**What the exercise asks**
Across the entries below, how many lines contain the string "this"? Give only the count.
▶
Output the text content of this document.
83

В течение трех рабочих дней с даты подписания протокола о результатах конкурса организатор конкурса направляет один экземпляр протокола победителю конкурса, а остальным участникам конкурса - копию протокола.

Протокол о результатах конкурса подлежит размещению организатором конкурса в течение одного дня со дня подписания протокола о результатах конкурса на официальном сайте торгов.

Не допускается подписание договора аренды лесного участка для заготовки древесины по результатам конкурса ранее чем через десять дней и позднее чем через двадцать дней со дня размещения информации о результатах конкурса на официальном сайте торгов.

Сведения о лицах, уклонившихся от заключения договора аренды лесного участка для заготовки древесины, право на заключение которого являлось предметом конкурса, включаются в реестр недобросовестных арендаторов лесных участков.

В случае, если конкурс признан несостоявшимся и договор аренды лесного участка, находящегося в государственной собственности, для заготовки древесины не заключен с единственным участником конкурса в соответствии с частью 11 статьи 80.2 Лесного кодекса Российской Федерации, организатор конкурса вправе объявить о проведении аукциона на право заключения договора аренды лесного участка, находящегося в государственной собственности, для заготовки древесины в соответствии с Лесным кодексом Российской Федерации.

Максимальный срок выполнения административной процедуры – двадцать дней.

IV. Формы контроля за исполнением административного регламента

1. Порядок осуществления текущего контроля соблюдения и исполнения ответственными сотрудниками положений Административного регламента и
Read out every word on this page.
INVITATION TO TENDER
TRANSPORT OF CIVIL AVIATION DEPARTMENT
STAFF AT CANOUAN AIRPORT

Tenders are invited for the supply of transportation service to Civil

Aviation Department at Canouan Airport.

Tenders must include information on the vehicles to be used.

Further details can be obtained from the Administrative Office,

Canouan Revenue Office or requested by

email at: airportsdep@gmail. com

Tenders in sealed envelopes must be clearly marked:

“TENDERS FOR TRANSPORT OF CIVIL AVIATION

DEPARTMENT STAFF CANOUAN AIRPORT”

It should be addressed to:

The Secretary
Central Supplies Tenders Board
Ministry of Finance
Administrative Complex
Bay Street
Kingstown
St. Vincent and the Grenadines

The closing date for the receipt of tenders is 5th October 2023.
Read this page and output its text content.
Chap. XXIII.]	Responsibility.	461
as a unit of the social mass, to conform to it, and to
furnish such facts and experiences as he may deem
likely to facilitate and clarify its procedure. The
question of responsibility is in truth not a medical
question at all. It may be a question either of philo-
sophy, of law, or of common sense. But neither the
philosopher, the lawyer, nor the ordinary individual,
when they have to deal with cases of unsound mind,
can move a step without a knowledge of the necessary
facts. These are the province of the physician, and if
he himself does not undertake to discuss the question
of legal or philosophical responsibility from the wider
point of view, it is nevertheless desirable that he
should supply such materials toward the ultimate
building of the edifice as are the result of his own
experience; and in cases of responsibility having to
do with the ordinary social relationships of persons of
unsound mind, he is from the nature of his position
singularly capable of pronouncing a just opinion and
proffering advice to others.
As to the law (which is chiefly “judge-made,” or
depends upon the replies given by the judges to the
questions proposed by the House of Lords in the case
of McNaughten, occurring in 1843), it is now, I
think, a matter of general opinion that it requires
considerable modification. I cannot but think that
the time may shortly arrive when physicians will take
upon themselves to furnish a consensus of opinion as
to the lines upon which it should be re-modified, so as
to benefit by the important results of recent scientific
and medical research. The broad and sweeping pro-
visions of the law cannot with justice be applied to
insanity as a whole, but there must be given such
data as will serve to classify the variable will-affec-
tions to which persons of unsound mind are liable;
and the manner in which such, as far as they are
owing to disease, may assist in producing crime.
◀
**Task response**
3